▸ Task brief: Write out, character for character, the lines of the material below from the line containing "What elements are" up to and including the line containing "chevron-down-icon [186, 193, 197, 201]".

▸ Information given:
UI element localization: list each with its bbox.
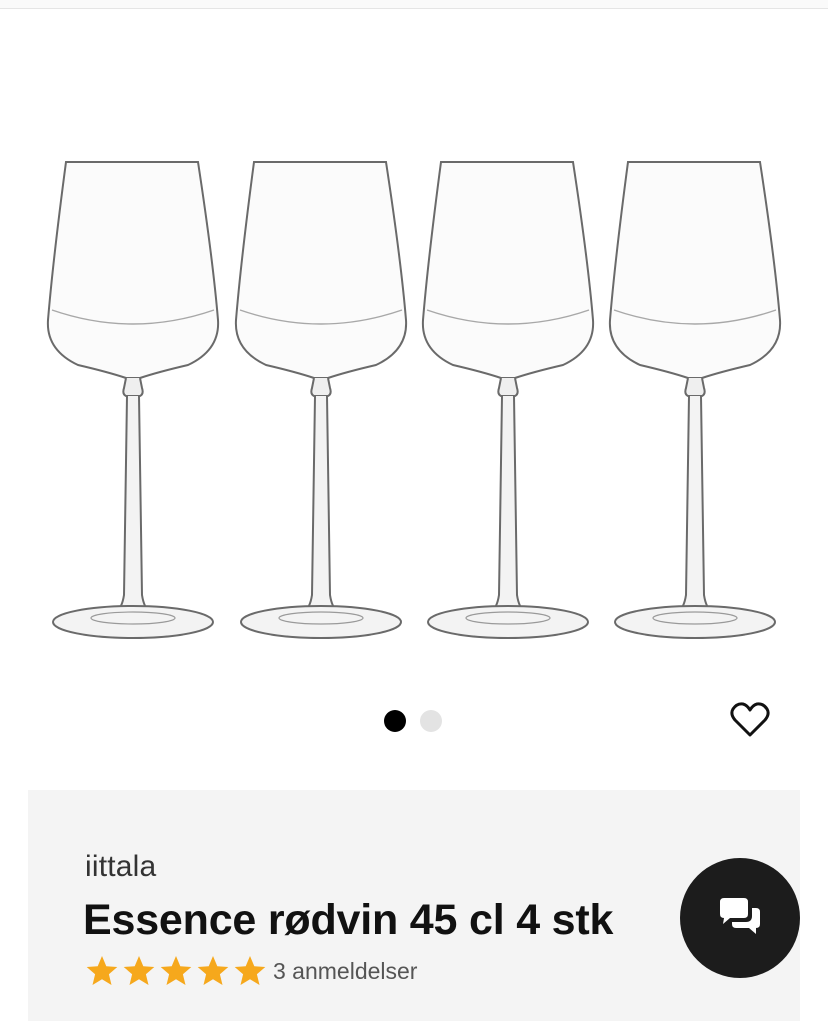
---
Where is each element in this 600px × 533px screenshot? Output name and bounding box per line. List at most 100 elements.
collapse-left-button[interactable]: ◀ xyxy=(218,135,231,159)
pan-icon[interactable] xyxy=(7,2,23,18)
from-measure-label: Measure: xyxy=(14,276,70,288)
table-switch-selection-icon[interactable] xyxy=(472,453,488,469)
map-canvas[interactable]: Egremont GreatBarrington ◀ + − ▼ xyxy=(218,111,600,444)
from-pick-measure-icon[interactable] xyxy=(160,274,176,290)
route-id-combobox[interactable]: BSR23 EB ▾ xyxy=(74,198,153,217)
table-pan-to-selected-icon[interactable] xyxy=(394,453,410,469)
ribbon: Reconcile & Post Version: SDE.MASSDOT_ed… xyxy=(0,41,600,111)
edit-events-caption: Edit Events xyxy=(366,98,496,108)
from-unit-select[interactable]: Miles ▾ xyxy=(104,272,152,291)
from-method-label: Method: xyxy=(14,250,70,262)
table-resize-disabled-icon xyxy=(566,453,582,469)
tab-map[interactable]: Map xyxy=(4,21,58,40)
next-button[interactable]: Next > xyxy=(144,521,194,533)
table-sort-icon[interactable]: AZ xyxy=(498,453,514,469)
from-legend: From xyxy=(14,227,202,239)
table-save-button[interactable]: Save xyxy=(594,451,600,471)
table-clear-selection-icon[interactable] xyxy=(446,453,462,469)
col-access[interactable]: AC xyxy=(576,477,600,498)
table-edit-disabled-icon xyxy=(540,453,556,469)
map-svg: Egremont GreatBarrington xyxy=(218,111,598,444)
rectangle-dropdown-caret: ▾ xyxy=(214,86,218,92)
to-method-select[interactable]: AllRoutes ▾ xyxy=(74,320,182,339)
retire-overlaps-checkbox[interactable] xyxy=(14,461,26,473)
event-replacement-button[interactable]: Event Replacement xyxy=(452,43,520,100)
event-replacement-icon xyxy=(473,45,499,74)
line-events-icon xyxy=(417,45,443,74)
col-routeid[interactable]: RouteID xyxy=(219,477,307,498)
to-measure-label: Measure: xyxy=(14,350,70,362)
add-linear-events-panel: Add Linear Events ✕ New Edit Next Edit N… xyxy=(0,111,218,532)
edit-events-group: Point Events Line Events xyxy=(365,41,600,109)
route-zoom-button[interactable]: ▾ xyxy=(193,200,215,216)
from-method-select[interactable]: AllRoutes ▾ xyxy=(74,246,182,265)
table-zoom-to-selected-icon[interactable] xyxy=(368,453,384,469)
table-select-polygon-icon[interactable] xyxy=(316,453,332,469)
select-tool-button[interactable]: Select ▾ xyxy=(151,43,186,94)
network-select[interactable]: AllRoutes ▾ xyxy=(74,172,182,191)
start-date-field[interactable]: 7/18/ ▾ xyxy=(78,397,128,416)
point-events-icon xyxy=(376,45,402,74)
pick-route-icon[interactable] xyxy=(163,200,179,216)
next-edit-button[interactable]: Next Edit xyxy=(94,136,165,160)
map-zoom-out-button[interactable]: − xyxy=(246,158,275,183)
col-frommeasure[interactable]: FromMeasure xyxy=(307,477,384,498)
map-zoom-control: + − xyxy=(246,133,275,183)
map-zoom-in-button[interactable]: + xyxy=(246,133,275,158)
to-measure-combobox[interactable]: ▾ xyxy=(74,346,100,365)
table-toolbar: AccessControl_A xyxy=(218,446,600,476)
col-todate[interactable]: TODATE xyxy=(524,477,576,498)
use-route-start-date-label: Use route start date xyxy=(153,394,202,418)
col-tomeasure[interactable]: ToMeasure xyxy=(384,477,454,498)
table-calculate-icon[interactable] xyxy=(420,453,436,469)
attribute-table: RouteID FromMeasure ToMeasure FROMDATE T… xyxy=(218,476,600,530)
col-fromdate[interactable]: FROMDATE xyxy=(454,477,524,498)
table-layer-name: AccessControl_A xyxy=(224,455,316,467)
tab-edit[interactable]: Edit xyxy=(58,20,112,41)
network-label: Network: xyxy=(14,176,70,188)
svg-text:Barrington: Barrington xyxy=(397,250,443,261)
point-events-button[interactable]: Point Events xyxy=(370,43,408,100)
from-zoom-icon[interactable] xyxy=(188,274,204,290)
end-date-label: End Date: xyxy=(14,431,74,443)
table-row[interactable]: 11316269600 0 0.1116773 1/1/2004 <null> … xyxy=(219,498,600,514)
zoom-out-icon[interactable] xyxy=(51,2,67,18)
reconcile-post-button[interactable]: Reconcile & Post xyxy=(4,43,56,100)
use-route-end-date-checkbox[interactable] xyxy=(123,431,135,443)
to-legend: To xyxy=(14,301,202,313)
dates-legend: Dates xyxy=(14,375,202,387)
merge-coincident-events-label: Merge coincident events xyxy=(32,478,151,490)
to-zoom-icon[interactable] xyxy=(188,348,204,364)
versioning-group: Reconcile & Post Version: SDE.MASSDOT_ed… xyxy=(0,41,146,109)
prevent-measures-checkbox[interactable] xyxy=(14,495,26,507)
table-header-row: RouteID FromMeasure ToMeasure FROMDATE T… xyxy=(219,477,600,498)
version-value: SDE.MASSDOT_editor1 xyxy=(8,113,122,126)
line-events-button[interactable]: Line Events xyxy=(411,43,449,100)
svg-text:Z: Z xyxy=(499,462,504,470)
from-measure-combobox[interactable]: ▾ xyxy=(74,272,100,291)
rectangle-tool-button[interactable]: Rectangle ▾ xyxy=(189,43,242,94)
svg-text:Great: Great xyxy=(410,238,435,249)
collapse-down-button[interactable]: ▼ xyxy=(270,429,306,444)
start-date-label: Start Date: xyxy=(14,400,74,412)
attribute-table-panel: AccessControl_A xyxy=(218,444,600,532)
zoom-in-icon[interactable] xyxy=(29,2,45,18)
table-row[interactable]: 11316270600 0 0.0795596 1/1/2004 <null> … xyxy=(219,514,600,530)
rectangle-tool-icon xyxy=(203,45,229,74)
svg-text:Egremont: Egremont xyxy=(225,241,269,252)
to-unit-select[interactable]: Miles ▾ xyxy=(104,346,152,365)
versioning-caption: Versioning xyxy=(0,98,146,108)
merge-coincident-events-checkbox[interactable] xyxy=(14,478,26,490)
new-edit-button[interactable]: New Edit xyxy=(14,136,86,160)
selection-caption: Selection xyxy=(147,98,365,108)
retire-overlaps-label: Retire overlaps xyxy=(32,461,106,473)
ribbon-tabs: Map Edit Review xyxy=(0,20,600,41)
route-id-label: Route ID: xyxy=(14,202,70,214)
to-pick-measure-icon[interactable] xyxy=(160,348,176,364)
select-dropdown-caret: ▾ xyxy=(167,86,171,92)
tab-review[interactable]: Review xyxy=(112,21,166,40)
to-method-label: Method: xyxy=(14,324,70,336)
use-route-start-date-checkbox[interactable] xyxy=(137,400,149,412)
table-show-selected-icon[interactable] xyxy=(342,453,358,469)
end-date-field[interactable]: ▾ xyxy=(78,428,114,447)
--
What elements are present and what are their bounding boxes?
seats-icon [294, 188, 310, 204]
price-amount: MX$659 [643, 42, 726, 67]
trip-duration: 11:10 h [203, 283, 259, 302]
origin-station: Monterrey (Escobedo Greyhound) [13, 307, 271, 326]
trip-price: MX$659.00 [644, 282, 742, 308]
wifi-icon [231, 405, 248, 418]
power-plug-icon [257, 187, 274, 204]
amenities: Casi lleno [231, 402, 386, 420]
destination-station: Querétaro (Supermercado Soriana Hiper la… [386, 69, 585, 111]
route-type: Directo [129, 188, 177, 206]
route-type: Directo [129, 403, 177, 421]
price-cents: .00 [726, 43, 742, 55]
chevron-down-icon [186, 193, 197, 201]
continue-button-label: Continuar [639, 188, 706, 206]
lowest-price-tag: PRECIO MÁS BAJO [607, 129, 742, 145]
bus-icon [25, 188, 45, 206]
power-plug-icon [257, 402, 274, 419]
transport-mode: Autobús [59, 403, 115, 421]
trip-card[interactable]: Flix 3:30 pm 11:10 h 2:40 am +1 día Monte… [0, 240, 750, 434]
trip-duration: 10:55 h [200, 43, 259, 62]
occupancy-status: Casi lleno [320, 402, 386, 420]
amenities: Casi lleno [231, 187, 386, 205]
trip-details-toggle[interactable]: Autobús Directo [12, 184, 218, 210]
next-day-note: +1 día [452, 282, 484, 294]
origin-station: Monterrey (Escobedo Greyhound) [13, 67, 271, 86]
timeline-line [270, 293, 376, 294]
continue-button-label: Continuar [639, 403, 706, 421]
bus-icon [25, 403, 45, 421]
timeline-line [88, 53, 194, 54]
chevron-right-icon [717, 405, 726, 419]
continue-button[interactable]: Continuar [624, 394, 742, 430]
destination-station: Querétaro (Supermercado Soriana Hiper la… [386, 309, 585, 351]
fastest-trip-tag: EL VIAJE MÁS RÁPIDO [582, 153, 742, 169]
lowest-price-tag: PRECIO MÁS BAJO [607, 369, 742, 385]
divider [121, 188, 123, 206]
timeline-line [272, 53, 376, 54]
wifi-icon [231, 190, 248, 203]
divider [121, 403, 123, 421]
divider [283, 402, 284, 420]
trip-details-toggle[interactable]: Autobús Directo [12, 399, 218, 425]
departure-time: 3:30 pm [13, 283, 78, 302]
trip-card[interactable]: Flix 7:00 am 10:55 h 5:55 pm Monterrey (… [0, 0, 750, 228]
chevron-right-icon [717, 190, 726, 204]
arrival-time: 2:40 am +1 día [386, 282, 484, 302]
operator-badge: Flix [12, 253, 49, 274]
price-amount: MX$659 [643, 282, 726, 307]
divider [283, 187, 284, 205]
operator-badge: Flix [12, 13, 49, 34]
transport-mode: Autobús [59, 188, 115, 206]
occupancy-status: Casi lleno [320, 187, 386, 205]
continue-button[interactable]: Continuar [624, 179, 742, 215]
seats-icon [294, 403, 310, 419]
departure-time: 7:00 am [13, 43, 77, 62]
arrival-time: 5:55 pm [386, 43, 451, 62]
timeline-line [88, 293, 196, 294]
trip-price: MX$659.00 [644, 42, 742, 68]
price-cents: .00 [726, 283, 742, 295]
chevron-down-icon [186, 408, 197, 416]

▸ Solution to this task:
What elements are present and what are their bounding boxes?
seats-icon [294, 188, 310, 204]
price-amount: MX$659 [643, 42, 726, 67]
trip-duration: 11:10 h [203, 283, 259, 302]
origin-station: Monterrey (Escobedo Greyhound) [13, 307, 271, 326]
trip-price: MX$659.00 [644, 282, 742, 308]
wifi-icon [231, 405, 248, 418]
power-plug-icon [257, 187, 274, 204]
amenities: Casi lleno [231, 402, 386, 420]
destination-station: Querétaro (Supermercado Soriana Hiper la… [386, 69, 585, 111]
route-type: Directo [129, 188, 177, 206]
route-type: Directo [129, 403, 177, 421]
price-cents: .00 [726, 43, 742, 55]
chevron-down-icon [186, 193, 197, 201]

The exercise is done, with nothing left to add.